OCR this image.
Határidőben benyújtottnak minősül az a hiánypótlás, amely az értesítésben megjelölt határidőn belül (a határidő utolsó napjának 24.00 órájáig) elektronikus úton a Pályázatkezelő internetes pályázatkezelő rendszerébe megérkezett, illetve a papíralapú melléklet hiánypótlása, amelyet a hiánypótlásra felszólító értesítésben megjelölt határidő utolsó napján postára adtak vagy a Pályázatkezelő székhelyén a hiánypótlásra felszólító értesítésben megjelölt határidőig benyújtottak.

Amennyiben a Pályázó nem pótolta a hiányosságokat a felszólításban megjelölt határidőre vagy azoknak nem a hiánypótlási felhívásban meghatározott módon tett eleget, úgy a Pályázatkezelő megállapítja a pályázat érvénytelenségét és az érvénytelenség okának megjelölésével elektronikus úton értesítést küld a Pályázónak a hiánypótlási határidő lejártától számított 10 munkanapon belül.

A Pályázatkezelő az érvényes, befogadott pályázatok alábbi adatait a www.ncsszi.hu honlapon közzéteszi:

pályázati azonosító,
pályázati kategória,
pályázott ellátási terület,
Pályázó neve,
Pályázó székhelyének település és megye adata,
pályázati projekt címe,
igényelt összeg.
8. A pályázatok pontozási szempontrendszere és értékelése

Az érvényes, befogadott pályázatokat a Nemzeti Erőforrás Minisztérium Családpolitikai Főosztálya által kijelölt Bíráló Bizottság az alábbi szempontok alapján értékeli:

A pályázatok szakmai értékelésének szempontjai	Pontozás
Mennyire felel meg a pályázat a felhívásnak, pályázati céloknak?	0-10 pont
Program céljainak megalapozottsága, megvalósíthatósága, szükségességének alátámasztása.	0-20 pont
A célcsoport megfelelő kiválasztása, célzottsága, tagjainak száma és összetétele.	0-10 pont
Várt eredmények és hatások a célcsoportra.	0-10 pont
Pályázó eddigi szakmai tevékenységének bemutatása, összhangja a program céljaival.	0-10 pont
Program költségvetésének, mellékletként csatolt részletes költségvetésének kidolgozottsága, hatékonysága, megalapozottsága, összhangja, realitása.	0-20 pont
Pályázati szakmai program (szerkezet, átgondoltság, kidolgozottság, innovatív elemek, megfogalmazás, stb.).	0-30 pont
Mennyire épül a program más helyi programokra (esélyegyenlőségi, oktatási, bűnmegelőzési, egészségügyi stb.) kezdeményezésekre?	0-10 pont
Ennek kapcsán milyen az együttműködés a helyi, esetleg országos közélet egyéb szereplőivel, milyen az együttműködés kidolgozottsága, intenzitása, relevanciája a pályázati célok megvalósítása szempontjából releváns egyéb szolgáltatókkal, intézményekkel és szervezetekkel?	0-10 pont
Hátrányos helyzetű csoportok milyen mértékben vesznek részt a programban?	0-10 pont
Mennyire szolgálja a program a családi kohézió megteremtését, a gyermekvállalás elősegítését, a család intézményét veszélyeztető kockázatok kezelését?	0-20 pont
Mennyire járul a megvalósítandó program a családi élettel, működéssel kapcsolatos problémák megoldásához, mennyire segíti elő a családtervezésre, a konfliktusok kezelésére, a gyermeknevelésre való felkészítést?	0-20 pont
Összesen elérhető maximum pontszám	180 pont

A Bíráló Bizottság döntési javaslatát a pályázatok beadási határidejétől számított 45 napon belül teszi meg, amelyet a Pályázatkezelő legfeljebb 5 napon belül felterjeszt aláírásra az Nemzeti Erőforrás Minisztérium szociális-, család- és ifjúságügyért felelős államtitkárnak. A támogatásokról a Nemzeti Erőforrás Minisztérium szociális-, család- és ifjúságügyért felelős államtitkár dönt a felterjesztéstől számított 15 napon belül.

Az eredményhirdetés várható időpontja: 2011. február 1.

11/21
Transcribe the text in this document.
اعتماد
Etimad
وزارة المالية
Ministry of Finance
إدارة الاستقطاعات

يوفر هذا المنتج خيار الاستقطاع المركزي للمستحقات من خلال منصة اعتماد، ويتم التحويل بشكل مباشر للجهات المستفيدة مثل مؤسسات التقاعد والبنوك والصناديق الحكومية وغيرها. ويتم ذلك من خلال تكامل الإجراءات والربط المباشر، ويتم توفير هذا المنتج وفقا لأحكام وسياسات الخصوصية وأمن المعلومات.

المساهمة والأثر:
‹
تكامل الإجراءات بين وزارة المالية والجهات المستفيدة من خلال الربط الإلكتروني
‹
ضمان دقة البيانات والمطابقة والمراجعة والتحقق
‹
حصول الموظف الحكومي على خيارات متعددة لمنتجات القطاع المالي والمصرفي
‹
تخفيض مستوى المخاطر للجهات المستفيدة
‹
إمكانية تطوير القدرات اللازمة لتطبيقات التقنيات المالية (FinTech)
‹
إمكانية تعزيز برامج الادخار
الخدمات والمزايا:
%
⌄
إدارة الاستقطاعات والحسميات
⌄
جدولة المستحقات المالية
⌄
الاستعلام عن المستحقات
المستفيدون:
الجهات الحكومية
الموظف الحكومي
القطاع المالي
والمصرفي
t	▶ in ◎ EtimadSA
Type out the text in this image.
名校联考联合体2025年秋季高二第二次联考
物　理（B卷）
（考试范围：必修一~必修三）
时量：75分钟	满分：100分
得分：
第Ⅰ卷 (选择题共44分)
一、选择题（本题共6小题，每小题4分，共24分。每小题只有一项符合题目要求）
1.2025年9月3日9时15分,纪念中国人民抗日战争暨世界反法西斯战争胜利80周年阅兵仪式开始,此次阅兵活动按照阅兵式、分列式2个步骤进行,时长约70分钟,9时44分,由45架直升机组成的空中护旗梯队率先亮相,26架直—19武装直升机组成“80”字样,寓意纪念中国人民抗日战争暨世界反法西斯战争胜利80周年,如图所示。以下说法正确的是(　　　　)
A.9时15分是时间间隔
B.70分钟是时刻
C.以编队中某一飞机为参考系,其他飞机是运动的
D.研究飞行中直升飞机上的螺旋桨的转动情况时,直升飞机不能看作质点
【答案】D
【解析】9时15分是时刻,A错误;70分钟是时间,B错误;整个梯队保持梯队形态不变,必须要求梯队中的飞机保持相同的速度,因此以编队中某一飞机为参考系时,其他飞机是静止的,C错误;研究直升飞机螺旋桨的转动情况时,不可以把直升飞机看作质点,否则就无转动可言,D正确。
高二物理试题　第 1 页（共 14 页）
= = = = = = =
▶ Exercise
Output the records above in their entirety, exactly.

▶ The response
OCR this image.
Határidőben benyújtottnak minősül az a hiánypótlás, amely az értesítésben megjelölt határidőn belül (a határidő utolsó napjának 24.00 órájáig) elektronikus úton a Pályázatkezelő internetes pályázatkezelő rendszerébe megérkezett, illetve a papíralapú melléklet hiánypótlása, amelyet a hiánypótlásra felszólító értesítésben megjelölt határidő utolsó napján postára adtak vagy a Pályázatkezelő székhelyén a hiánypótlásra felszólító értesítésben megjelölt határidőig benyújtottak.

Amennyiben a Pályázó nem pótolta a hiányosságokat a felszólításban megjelölt határidőre vagy azoknak nem a hiánypótlási felhívásban meghatározott módon tett eleget, úgy a Pályázatkezelő megállapítja a pályázat érvénytelenségét és az érvénytelenség okának megjelölésével elektronikus úton értesítést küld a Pályázónak a hiánypótlási határidő lejártától számított 10 munkanapon belül.

A Pályázatkezelő az érvényes, befogadott pályázatok alábbi adatait a www.ncsszi.hu honlapon közzéteszi:

pályázati azonosító,
pályázati kategória,
pályázott ellátási terület,
Pályázó neve,
Pályázó székhelyének település és megye adata,
pályázati projekt címe,
igényelt összeg.
8. A pályázatok pontozási szempontrendszere és értékelése

Az érvényes, befogadott pályázatokat a Nemzeti Erőforrás Minisztérium Családpolitikai Főosztálya által kijelölt Bíráló Bizottság az alábbi szempontok alapján értékeli:

A pályázatok szakmai értékelésének szempontjai	Pontozás
Mennyire felel meg a pályázat a felhívásnak, pályázati céloknak?	0-10 pont
Program céljainak megalapozottsága, megvalósíthatósága, szükségességének alátámasztása.	0-20 pont
A célcsoport megfelelő kiválasztása, célzottsága, tagjainak száma és összetétele.	0-10 pont
Várt eredmények és hatások a célcsoportra.	0-10 pont
Pályázó eddigi szakmai tevékenységének bemutatása, összhangja a program céljaival.	0-10 pont
Program költségvetésének, mellékletként csatolt részletes költségvetésének kidolgozottsága, hatékonysága, megalapozottsága, összhangja, realitása.	0-20 pont
Pályázati szakmai program (szerkezet, átgondoltság, kidolgozottság, innovatív elemek, megfogalmazás, stb.).	0-30 pont
Mennyire épül a program más helyi programokra (esélyegyenlőségi, oktatási, bűnmegelőzési, egészségügyi stb.) kezdeményezésekre?	0-10 pont
Ennek kapcsán milyen az együttműködés a helyi, esetleg országos közélet egyéb szereplőivel, milyen az együttműködés kidolgozottsága, intenzitása, relevanciája a pályázati célok megvalósítása szempontjából releváns egyéb szolgáltatókkal, intézményekkel és szervezetekkel?	0-10 pont
Hátrányos helyzetű csoportok milyen mértékben vesznek részt a programban?	0-10 pont
Mennyire szolgálja a program a családi kohézió megteremtését, a gyermekvállalás elősegítését, a család intézményét veszélyeztető kockázatok kezelését?	0-20 pont
Mennyire járul a megvalósítandó program a családi élettel, működéssel kapcsolatos problémák megoldásához, mennyire segíti elő a családtervezésre, a konfliktusok kezelésére, a gyermeknevelésre való felkészítést?	0-20 pont
Összesen elérhető maximum pontszám	180 pont

A Bíráló Bizottság döntési javaslatát a pályázatok beadási határidejétől számított 45 napon belül teszi meg, amelyet a Pályázatkezelő legfeljebb 5 napon belül felterjeszt aláírásra az Nemzeti Erőforrás Minisztérium szociális-, család- és ifjúságügyért felelős államtitkárnak. A támogatásokról a Nemzeti Erőforrás Minisztérium szociális-, család- és ifjúságügyért felelős államtitkár dönt a felterjesztéstől számított 15 napon belül.

Az eredményhirdetés várható időpontja: 2011. február 1.

11/21
Transcribe the text in this document.
اعتماد
Etimad
وزارة المالية
Ministry of Finance
إدارة الاستقطاعات

يوفر هذا المنتج خيار الاستقطاع المركزي للمستحقات من خلال منصة اعتماد، ويتم التحويل بشكل مباشر للجهات المستفيدة مثل مؤسسات التقاعد والبنوك والصناديق الحكومية وغيرها. ويتم ذلك من خلال تكامل الإجراءات والربط المباشر، ويتم توفير هذا المنتج وفقا لأحكام وسياسات الخصوصية وأمن المعلومات.

المساهمة والأثر:
‹
تكامل الإجراءات بين وزارة المالية والجهات المستفيدة من خلال الربط الإلكتروني
‹
ضمان دقة البيانات والمطابقة والمراجعة والتحقق
‹
حصول الموظف الحكومي على خيارات متعددة لمنتجات القطاع المالي والمصرفي
‹
تخفيض مستوى المخاطر للجهات المستفيدة
‹
إمكانية تطوير القدرات اللازمة لتطبيقات التقنيات المالية (FinTech)
‹
إمكانية تعزيز برامج الادخار
الخدمات والمزايا:
%
⌄
إدارة الاستقطاعات والحسميات
⌄
جدولة المستحقات المالية
⌄
الاستعلام عن المستحقات
المستفيدون:
الجهات الحكومية
الموظف الحكومي
القطاع المالي
والمصرفي
t	▶ in ◎ EtimadSA
Type out the text in this image.
名校联考联合体2025年秋季高二第二次联考
物　理（B卷）
（考试范围：必修一~必修三）
时量：75分钟	满分：100分
得分：
第Ⅰ卷 (选择题共44分)
一、选择题（本题共6小题，每小题4分，共24分。每小题只有一项符合题目要求）
1.2025年9月3日9时15分,纪念中国人民抗日战争暨世界反法西斯战争胜利80周年阅兵仪式开始,此次阅兵活动按照阅兵式、分列式2个步骤进行,时长约70分钟,9时44分,由45架直升机组成的空中护旗梯队率先亮相,26架直—19武装直升机组成“80”字样,寓意纪念中国人民抗日战争暨世界反法西斯战争胜利80周年,如图所示。以下说法正确的是(　　　　)
A.9时15分是时间间隔
B.70分钟是时刻
C.以编队中某一飞机为参考系,其他飞机是运动的
D.研究飞行中直升飞机上的螺旋桨的转动情况时,直升飞机不能看作质点
【答案】D
【解析】9时15分是时刻,A错误;70分钟是时间,B错误;整个梯队保持梯队形态不变,必须要求梯队中的飞机保持相同的速度,因此以编队中某一飞机为参考系时,其他飞机是静止的,C错误;研究直升飞机螺旋桨的转动情况时,不可以把直升飞机看作质点,否则就无转动可言,D正确。
高二物理试题　第 1 页（共 14 页）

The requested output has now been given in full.